-- RECORDS FOR THE EXERCISE --
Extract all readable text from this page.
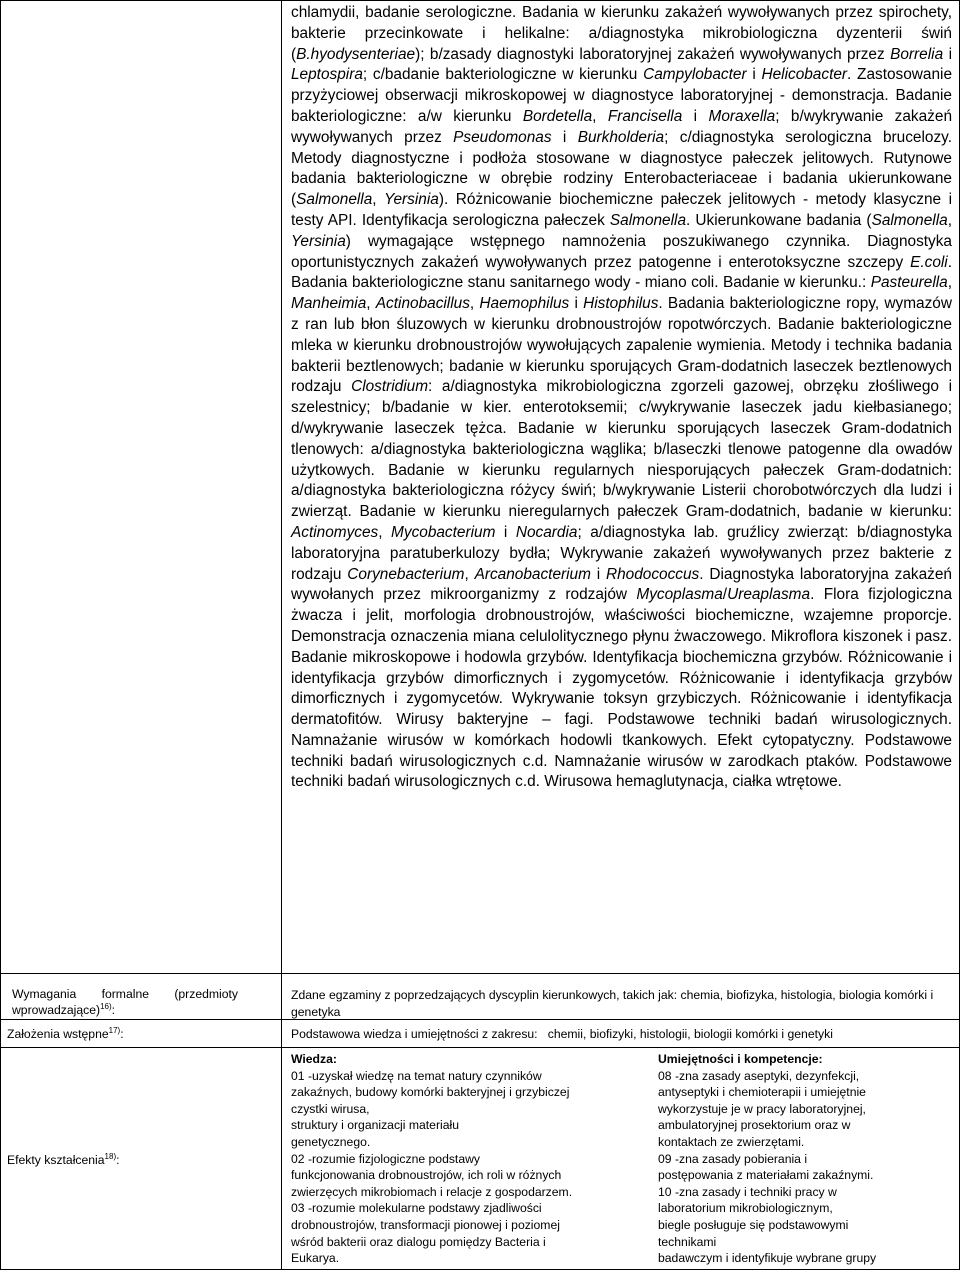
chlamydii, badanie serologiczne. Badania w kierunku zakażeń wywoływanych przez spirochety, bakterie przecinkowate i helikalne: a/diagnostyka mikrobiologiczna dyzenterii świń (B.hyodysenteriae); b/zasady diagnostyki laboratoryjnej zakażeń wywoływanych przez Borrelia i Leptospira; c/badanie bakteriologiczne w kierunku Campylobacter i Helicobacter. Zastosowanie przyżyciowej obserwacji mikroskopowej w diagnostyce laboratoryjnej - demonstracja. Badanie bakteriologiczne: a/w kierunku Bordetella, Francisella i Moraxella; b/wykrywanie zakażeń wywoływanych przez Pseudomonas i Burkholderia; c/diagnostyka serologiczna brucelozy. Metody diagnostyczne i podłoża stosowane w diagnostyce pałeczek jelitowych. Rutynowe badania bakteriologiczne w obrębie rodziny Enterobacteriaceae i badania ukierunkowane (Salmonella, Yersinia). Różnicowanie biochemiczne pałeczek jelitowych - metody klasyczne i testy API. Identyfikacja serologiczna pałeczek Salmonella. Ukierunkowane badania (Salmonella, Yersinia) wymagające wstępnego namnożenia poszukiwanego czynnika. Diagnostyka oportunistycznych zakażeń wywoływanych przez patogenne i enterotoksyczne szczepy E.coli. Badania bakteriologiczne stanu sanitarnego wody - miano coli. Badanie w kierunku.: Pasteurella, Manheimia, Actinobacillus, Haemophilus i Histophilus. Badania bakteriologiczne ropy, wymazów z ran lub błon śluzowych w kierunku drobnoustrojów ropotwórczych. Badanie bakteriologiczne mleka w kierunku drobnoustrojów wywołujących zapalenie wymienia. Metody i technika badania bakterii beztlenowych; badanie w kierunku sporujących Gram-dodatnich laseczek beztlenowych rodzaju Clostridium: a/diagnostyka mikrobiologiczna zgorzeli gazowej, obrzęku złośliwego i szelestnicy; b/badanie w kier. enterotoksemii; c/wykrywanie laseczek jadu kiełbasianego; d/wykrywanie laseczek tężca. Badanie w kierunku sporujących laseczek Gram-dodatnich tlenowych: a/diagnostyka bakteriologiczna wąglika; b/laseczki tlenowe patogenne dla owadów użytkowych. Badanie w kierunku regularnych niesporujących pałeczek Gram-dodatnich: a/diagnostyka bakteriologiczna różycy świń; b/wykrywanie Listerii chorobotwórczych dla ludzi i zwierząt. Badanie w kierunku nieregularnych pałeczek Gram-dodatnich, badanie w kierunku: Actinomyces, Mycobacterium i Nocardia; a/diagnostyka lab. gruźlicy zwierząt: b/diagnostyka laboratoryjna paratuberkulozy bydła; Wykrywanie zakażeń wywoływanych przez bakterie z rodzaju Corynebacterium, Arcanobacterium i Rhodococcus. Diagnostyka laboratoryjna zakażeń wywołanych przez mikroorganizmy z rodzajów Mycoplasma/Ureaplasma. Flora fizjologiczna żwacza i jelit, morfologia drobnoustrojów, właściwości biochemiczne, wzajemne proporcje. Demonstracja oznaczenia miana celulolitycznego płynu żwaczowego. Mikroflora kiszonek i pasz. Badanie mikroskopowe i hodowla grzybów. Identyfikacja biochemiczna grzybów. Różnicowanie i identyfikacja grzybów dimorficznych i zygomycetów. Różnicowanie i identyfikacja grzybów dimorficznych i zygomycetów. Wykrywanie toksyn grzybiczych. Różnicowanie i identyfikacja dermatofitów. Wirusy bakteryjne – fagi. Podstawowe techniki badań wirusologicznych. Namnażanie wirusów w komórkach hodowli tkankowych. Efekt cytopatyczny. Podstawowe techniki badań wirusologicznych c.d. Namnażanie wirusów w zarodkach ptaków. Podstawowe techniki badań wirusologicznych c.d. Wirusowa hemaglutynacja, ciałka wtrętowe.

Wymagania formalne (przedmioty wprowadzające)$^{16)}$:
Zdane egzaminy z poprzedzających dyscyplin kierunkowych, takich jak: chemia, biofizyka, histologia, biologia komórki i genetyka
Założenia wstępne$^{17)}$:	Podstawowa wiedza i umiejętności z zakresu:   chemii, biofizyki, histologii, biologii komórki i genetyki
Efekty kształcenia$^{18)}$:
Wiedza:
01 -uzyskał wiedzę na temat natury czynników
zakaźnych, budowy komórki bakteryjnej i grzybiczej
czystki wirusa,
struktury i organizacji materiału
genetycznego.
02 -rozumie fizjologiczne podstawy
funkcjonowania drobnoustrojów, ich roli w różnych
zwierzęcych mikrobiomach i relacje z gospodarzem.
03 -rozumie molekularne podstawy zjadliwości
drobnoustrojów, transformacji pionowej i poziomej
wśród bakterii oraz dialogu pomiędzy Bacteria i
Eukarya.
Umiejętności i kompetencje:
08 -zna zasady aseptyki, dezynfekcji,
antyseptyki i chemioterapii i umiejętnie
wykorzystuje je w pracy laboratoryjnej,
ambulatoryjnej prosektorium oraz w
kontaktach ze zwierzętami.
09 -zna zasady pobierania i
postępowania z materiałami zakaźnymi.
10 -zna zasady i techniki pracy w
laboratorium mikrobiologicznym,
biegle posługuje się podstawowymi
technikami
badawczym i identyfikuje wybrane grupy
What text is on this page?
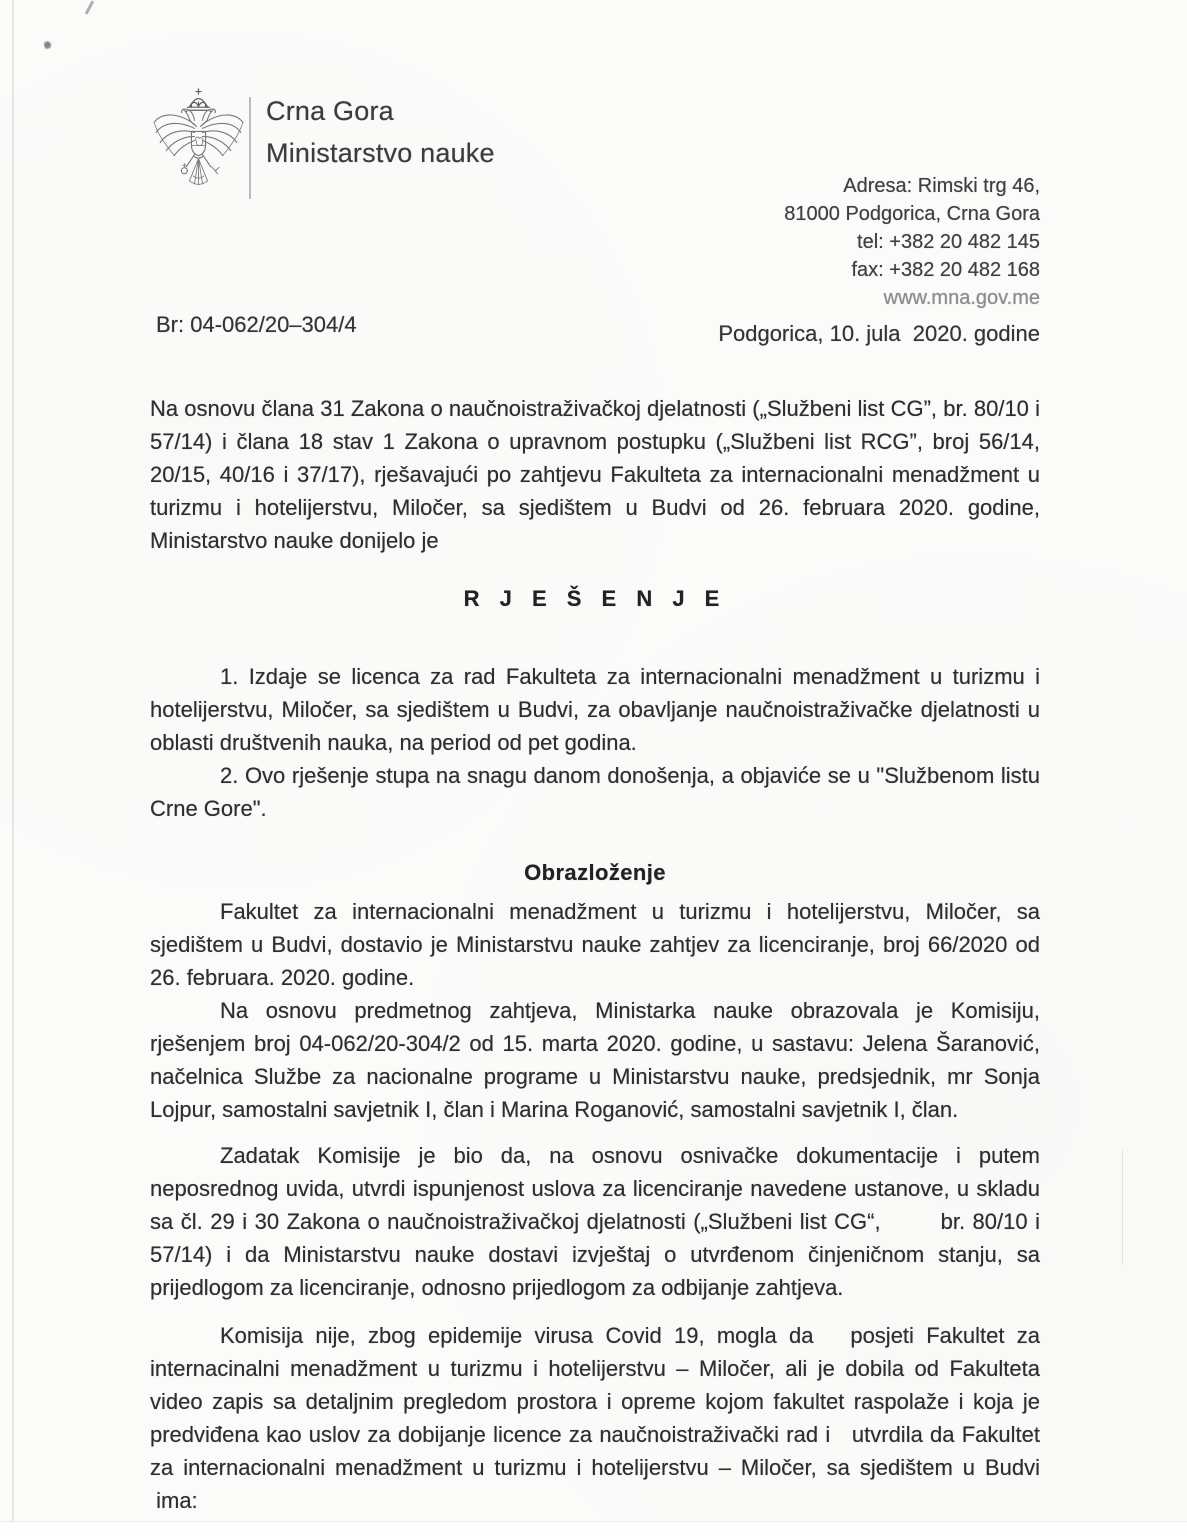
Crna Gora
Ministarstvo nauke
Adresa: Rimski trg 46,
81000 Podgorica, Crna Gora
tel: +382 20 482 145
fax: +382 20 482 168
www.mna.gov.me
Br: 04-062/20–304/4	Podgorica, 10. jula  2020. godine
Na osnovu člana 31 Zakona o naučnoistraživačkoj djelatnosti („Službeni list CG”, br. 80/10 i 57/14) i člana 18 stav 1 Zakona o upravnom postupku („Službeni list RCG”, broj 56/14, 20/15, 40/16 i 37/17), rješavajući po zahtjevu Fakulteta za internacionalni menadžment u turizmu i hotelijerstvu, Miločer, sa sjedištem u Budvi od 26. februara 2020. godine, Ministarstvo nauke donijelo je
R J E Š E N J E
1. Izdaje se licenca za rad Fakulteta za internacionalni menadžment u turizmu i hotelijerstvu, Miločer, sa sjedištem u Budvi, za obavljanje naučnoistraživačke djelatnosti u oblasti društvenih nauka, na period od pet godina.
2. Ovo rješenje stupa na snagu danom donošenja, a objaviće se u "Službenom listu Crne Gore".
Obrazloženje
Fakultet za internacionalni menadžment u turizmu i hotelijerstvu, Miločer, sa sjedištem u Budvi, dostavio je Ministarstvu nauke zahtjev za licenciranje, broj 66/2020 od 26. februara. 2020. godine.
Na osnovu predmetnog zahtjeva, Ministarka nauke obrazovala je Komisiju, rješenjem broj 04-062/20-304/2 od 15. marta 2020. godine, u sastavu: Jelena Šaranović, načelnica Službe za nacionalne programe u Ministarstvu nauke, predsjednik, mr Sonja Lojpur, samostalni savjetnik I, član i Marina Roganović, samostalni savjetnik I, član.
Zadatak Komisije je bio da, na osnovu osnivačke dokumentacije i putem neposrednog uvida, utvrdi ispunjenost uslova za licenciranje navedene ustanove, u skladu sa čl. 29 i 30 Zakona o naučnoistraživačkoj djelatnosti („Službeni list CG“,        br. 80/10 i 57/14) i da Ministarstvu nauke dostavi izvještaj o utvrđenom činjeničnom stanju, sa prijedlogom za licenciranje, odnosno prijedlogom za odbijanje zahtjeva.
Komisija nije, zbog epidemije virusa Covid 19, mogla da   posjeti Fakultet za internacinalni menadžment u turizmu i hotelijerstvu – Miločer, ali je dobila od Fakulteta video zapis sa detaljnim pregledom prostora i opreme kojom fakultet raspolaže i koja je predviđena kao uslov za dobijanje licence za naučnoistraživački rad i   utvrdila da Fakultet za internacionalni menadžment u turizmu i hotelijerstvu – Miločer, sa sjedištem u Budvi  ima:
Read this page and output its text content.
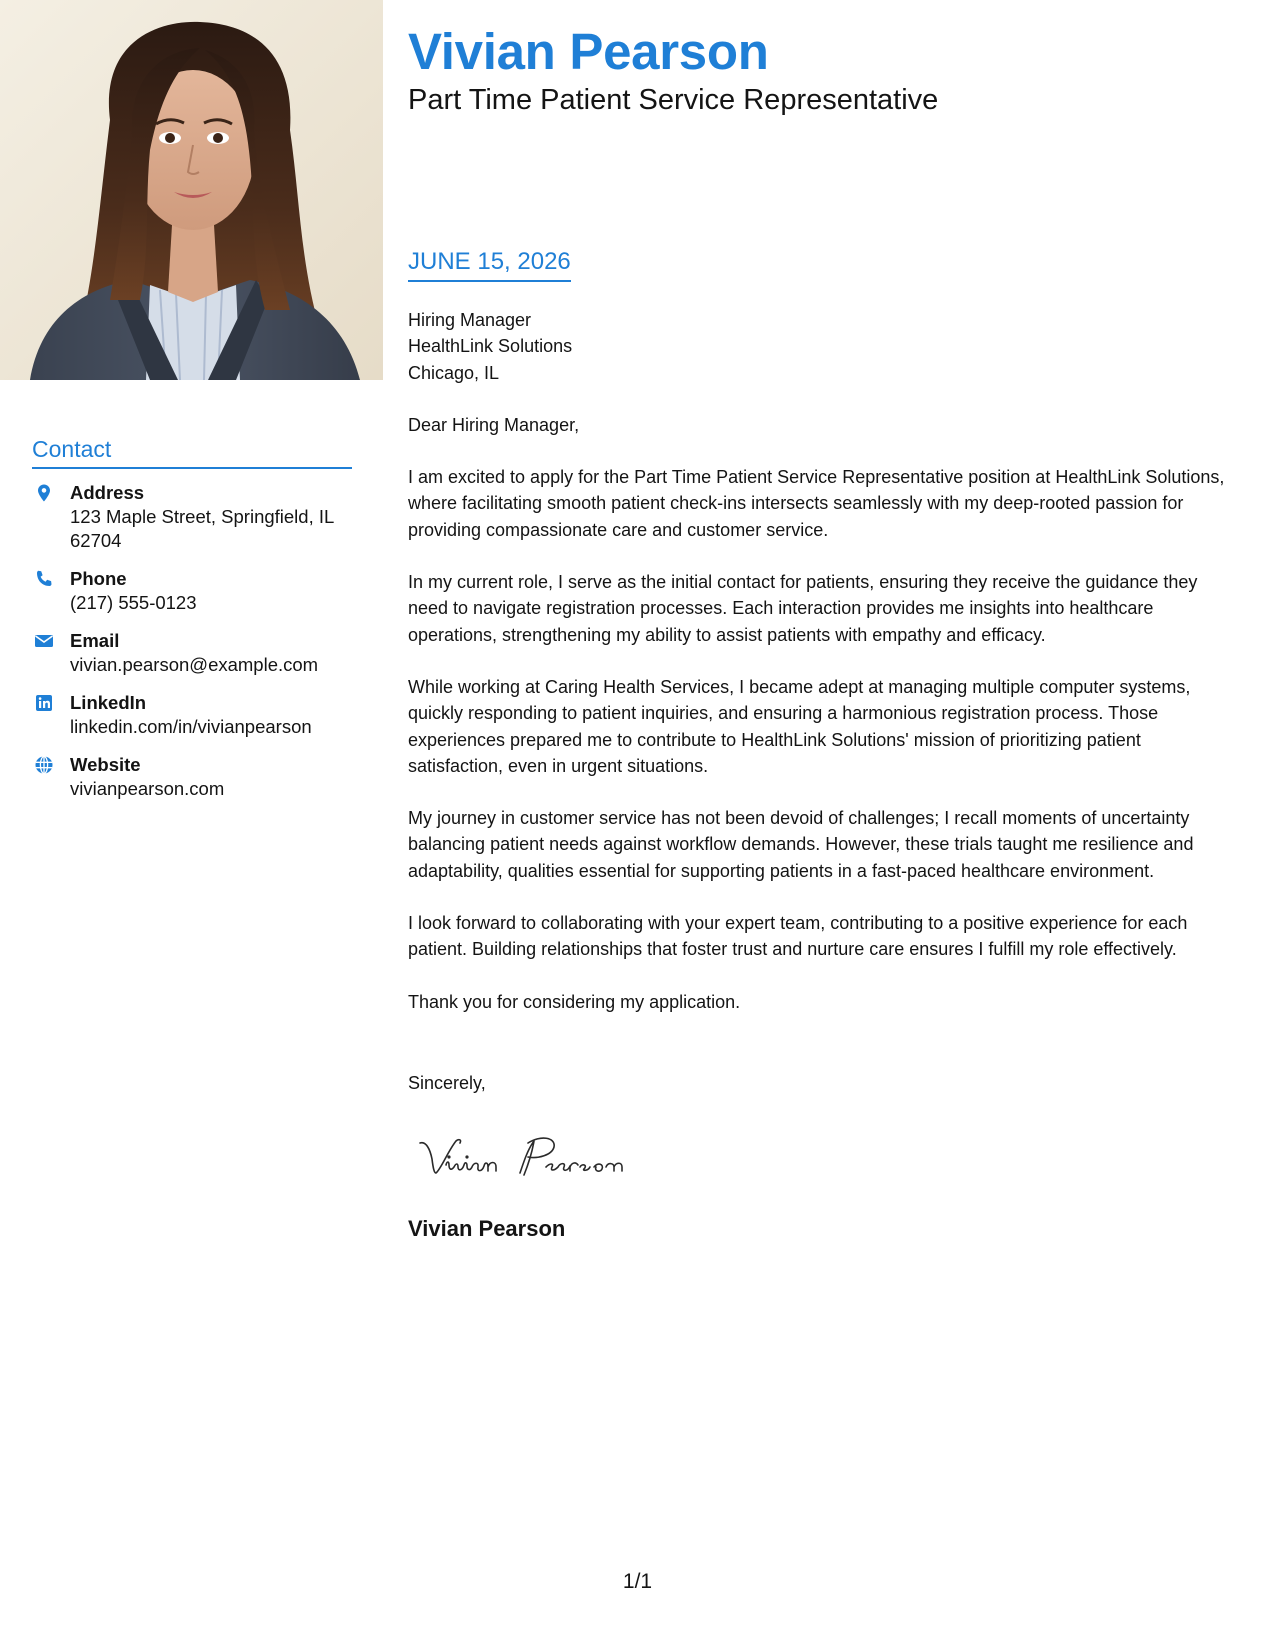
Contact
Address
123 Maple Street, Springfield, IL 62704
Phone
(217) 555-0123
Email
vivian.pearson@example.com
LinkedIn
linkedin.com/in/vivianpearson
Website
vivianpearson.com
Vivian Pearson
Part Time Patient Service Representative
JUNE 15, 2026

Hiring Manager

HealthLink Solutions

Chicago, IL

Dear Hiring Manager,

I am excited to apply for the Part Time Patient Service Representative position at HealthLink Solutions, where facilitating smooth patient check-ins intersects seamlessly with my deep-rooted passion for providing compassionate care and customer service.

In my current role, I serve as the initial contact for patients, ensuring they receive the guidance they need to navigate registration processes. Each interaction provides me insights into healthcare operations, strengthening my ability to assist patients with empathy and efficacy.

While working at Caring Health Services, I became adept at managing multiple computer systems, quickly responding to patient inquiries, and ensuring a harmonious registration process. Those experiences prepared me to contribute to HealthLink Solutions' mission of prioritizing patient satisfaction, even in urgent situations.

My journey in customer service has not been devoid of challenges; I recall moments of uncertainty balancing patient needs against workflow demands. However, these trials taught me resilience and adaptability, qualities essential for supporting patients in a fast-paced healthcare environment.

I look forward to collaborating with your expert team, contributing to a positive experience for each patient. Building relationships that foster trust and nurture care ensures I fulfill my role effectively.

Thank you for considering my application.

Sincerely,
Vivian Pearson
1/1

-- TASK DETAILS --
Scan the material for the string "vivianpearson". Copy each line where it appears.

-- ANSWER TO THIS PROBLEM --
linkedin.com/in/vivianpearson
vivianpearson.com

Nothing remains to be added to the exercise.